## TASK REQUIREMENTS:
A: Answer these about the memory-leak script post below, one answer per line:
(i) How often should the script run once it is added to the crontab?
(ii) What value does the script give to percent_allowed?
(iii) Which service does the script restart first when memory is too high?
B: Can you extend the memory-leak script post below, picking up right after its last sentence?

Take the 2-minute tour ×
Unix & Linux Stack Exchange is a question and answer site for users of Linux, FreeBSD and other Un*x-like operating systems.. It's 100% free, no registration required.

I'm trying to put up a temporary band-aid while I work out a solution for a app's memory leak. What I wrote was a small bash script that I put in the root on the server. This is what the script is suppose to do:

  1. Get the location it's run in
  2. Check to to see if the script is the crontab
  3. If not in the crontab add to the crontab to run every 5mins
  4. Test the memory and check to see if the % is above percent_allowed
  5. If above test then restart nginx & php-fmp services

memory_protect.sh:

#!/bin/sh
cronfile=memory_protect.sh    #NOTE THIS SHOULD DETECT IT'S SELF
path=pwd                      #this is the path to the file 
percent_allowed=80            #this should be max memory before action

has_cron(){
    #is the file in the cron?
    return [[ crontab -l | egrep -v '^$|^#' | grep -q $cronfile ]] && return 1 || return 0
}
test_memory(){
    memusage=`top -n 1 -b | grep "Mem"`
    MAXMEM=`echo $memusage | cut -d" " -f2 | awk '{print substr($0,1,length($0)-1)}'`
    USEDMEM=`echo $memusage | cut -d" " -f4 | awk '{print substr($0,1,length($0)-1)}'`

    USEDMEM1=`expr $USEDMEM \* 100`
    PERCENTAGE=`expr $USEDMEM1 / $MAXMEM`
    #if it's above 80% alert
    return [[ $PERCENTAG>$percent_allowed ]] && return 1 || return 0
}

if [[ has_cron -eq 0 ]]
then
    #was not here so add
    #run this script every 5 mins
    */5 * * * $path/$cronfile
fi

if [[ test_memory ]]
then
    #clear some memory
    /etc/init.d/nginx restart
    /etc/init.d/php-fpm restart
fi

The memory test seems to work when I run that by it's self, but this in whole doesn't seem to be working.

## Extracted records:
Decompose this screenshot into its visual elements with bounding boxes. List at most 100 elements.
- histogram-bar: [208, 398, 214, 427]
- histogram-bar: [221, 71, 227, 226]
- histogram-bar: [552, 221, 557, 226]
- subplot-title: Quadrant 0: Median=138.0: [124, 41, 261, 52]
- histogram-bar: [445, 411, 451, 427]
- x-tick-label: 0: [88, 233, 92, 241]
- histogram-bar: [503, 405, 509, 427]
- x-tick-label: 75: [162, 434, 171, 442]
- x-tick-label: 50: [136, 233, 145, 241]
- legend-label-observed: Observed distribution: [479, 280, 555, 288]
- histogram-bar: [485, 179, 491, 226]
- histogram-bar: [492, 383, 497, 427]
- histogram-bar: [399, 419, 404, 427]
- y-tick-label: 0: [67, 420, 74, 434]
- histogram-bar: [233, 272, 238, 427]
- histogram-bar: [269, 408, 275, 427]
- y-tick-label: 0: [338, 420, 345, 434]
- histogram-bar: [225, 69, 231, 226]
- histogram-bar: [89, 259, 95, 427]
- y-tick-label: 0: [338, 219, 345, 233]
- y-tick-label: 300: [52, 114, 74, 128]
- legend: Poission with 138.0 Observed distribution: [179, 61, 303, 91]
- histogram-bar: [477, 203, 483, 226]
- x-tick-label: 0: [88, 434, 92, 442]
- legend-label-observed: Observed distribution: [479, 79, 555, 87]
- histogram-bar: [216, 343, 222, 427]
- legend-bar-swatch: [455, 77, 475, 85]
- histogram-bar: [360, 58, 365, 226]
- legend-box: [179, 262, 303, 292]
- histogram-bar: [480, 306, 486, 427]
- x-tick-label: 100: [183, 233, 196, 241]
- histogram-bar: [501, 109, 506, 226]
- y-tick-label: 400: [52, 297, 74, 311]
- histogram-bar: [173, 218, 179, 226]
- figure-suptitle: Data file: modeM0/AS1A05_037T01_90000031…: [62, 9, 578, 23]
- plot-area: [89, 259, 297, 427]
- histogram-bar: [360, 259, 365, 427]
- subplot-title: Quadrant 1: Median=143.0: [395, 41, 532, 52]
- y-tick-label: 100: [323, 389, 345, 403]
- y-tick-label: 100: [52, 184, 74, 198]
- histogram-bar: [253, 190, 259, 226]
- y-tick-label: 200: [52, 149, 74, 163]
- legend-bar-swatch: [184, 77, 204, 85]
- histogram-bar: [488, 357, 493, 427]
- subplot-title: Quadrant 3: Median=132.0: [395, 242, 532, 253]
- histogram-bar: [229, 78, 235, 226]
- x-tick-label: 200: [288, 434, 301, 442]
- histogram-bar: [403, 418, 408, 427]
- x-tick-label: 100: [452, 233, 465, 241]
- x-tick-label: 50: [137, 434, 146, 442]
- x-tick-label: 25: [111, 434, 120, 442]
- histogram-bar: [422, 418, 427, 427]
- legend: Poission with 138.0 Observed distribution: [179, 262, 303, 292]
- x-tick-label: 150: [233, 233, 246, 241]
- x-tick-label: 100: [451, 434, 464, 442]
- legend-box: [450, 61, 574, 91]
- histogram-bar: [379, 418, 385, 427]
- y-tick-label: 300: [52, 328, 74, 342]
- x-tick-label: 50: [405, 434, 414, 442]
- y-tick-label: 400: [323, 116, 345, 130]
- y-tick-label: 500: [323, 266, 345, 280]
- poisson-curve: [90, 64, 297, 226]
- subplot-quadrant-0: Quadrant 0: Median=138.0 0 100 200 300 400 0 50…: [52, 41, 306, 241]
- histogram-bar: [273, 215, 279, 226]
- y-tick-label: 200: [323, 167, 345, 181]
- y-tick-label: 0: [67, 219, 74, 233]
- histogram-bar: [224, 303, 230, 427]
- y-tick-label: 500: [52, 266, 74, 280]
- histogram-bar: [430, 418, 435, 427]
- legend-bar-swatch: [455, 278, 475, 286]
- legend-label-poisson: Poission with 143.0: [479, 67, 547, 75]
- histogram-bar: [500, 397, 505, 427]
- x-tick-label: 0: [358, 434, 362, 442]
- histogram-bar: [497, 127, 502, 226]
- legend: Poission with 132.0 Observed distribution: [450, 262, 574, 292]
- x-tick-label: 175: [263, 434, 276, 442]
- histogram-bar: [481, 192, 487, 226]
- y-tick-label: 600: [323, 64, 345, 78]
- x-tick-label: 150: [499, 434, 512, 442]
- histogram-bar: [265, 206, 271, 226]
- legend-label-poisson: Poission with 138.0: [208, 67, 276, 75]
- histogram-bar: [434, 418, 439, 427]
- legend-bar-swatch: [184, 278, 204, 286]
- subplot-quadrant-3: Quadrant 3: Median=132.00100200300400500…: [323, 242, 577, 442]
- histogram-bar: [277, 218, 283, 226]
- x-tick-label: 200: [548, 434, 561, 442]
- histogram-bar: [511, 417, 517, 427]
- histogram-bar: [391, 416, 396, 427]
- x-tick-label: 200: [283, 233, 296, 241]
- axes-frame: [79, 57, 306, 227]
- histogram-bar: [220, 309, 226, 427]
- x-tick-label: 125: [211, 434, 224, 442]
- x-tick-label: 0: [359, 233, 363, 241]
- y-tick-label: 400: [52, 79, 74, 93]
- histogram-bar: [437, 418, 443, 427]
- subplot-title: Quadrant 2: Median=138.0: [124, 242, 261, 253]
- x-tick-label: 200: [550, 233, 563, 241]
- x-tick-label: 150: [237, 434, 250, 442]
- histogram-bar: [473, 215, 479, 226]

## THE ANSWERS:
A:
(i) Every 5 minutes.
(ii) 80.
(iii) nginx.

B:
Update I needed to run dos2unix on the file, but I also realized I have a return on the conditions of each function in the end.. so that was not going to work. Right now it seems to say that [[ on the if statement is not found.


Update 2 Seems close, it's running the restarting of the services, but it's not putting the cron job in.. so I don't see it running

#!/bin/bash
cronfile=memory_protect.sh    #NOTE THIS SHOULD DETECT IT'S SELF
path=pwd                      #this is the path to the file 
percent_allowed=80            #this should be max memory before action

has_cron(){
    #is the file in the cron?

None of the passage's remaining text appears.